:: Task material ::

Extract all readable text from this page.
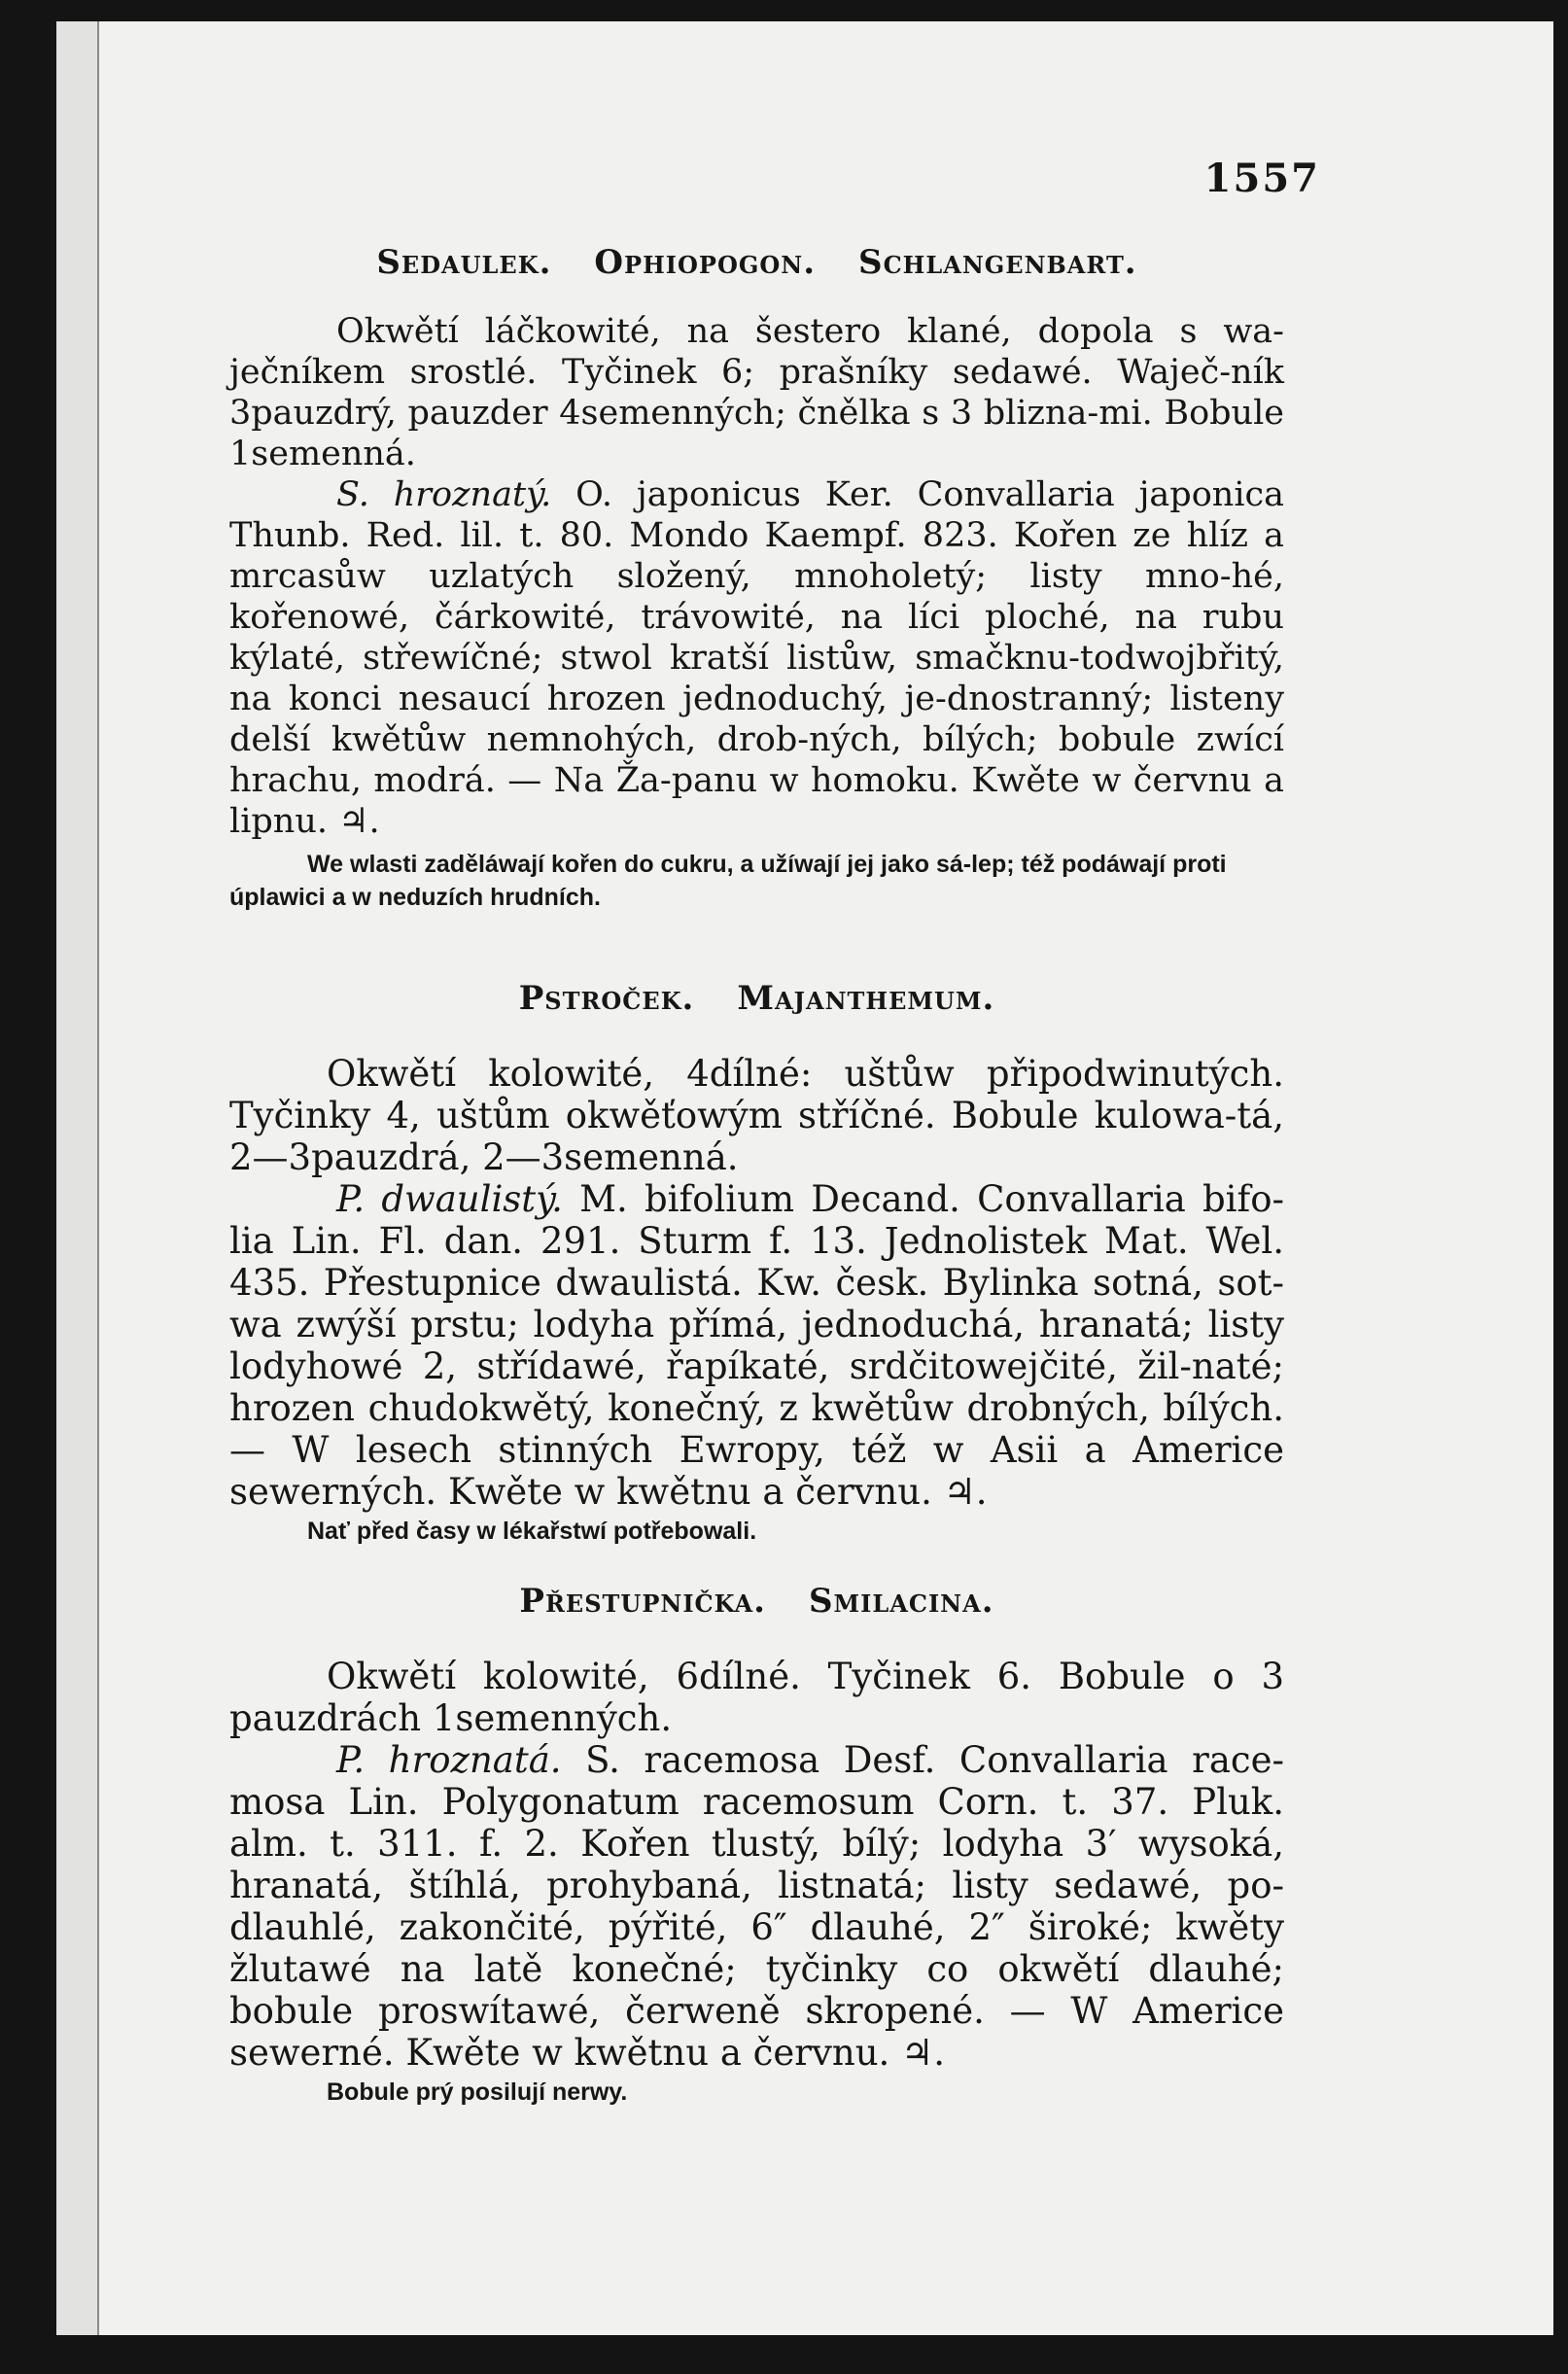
1557
Sedaulek. Ophiopogon. Schlangenbart.

Okwětí láčkowité, na šestero klané, dopola s wa-ječníkem srostlé. Tyčinek 6; prašníky sedawé. Waječ-ník 3pauzdrý, pauzder 4semenných; čnělka s 3 blizna-mi. Bobule 1semenná.

S. hroznatý. O. japonicus Ker. Convallaria japonica Thunb. Red. lil. t. 80. Mondo Kaempf. 823. Kořen ze hlíz a mrcasůw uzlatých složený, mnoholetý; listy mno-hé, kořenowé, čárkowité, trávowité, na líci ploché, na rubu kýlaté, střewíčné; stwol kratší listůw, smačknu-todwojbřitý, na konci nesaucí hrozen jednoduchý, je-dnostranný; listeny delší kwětůw nemnohých, drob-ných, bílých; bobule zwící hrachu, modrá. — Na Ža-panu w homoku. Kwěte w červnu a lipnu. ♃.

We wlasti zaděláwají kořen do cukru, a užíwají jej jako sá-lep; též podáwají proti úplawici a w neduzích hrudních.

Pstroček. Majanthemum.

Okwětí kolowité, 4dílné: uštůw připodwinutých. Tyčinky 4, uštům okwěťowým stříčné. Bobule kulowa-tá, 2—3pauzdrá, 2—3semenná.

P. dwaulistý. M. bifolium Decand. Convallaria bifo-lia Lin. Fl. dan. 291. Sturm f. 13. Jednolistek Mat. Wel. 435. Přestupnice dwaulistá. Kw. česk. Bylinka sotná, sot-wa zwýší prstu; lodyha přímá, jednoduchá, hranatá; listy lodyhowé 2, střídawé, řapíkaté, srdčitowejčité, žil-naté; hrozen chudokwětý, konečný, z kwětůw drobných, bílých. — W lesech stinných Ewropy, též w Asii a Americe sewerných. Kwěte w kwětnu a červnu. ♃.

Nať před časy w lékařstwí potřebowali.

Přestupnička. Smilacina.

Okwětí kolowité, 6dílné. Tyčinek 6. Bobule o 3 pauzdrách 1semenných.

P. hroznatá. S. racemosa Desf. Convallaria race-mosa Lin. Polygonatum racemosum Corn. t. 37. Pluk. alm. t. 311. f. 2. Kořen tlustý, bílý; lodyha 3′ wysoká, hranatá, štíhlá, prohybaná, listnatá; listy sedawé, po-dlauhlé, zakončité, pýřité, 6″ dlauhé, 2″ široké; kwěty žlutawé na latě konečné; tyčinky co okwětí dlauhé; bobule proswítawé, čerweně skropené. — W Americe sewerné. Kwěte w kwětnu a červnu. ♃.

Bobule prý posilují nerwy.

:::

# Directions for this task:
Each line that holds the word "Tyčinek" is to be copied.

# Complete answer:
Okwětí láčkowité, na šestero klané, dopola s wa-ječníkem srostlé. Tyčinek 6; prašníky sedawé. Waječ-ník 3pauzdrý, pauzder 4semenných; čnělka s 3 blizna-mi. Bobule 1semenná.
Okwětí kolowité, 6dílné. Tyčinek 6. Bobule o 3 pauzdrách 1semenných.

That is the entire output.